[Exercise aim]
Find the number of lines below in which the word "skriftlig" appears, and write that number only.

[Listed entries]
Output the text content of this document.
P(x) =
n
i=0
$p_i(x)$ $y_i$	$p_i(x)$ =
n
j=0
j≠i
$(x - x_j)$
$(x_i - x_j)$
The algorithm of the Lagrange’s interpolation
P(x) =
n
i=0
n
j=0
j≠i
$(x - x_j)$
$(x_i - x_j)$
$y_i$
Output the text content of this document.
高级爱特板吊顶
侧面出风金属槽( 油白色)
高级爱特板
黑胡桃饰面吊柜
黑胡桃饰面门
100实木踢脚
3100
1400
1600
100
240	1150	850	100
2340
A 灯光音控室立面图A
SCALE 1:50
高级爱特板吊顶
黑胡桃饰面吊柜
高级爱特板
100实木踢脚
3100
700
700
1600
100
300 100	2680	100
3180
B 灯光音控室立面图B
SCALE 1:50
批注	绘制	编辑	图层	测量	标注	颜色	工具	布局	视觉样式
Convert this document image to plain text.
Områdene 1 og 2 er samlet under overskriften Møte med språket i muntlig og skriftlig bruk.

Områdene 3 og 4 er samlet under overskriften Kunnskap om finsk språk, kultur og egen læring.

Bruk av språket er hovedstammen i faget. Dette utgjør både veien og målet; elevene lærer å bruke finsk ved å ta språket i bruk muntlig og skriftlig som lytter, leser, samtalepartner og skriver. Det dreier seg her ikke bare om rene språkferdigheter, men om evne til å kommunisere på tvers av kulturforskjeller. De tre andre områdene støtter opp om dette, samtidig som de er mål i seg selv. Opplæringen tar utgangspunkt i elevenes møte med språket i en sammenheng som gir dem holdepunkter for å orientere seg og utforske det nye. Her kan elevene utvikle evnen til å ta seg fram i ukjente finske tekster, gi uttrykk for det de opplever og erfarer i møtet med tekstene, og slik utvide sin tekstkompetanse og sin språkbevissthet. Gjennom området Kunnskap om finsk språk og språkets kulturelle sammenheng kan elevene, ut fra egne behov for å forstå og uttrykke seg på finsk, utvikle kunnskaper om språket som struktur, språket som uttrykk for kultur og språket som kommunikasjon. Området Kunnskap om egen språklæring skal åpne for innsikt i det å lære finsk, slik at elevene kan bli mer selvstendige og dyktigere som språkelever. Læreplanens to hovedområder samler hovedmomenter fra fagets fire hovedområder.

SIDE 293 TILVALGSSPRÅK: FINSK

[Task response]
2